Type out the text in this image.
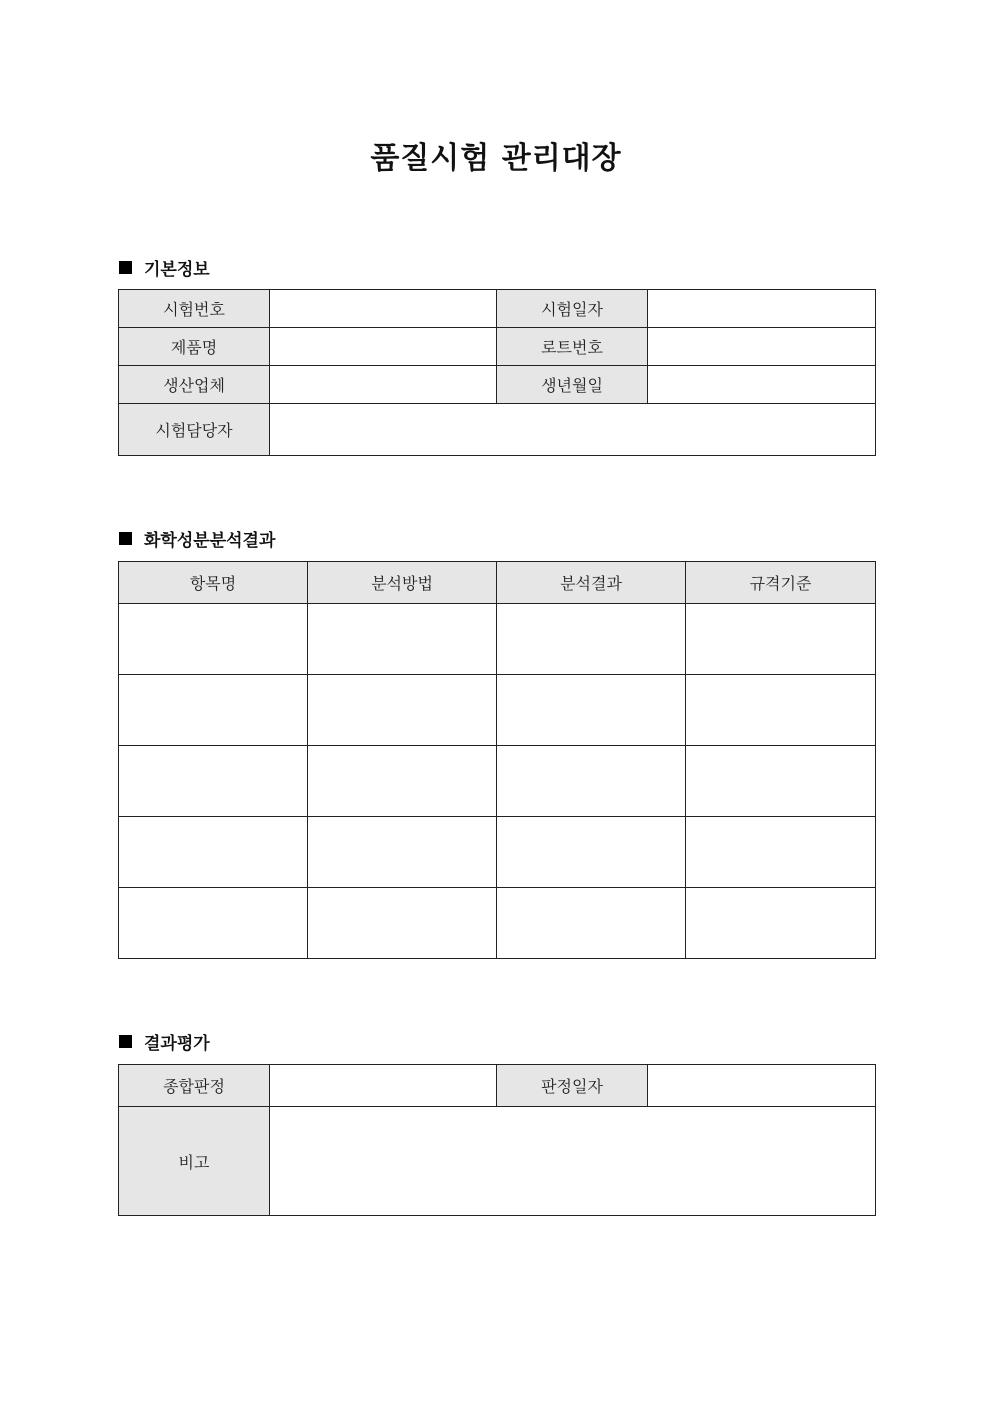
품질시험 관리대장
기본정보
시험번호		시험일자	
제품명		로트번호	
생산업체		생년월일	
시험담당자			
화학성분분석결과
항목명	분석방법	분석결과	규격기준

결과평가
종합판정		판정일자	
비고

========

Transcribe every record above exactly as written, leaving out any pictures.

_Written response_:
Type out the text in this image.
품질시험 관리대장
기본정보
시험번호		시험일자	
제품명		로트번호	
생산업체		생년월일	
시험담당자			
화학성분분석결과
항목명	분석방법	분석결과	규격기준

결과평가
종합판정		판정일자	
비고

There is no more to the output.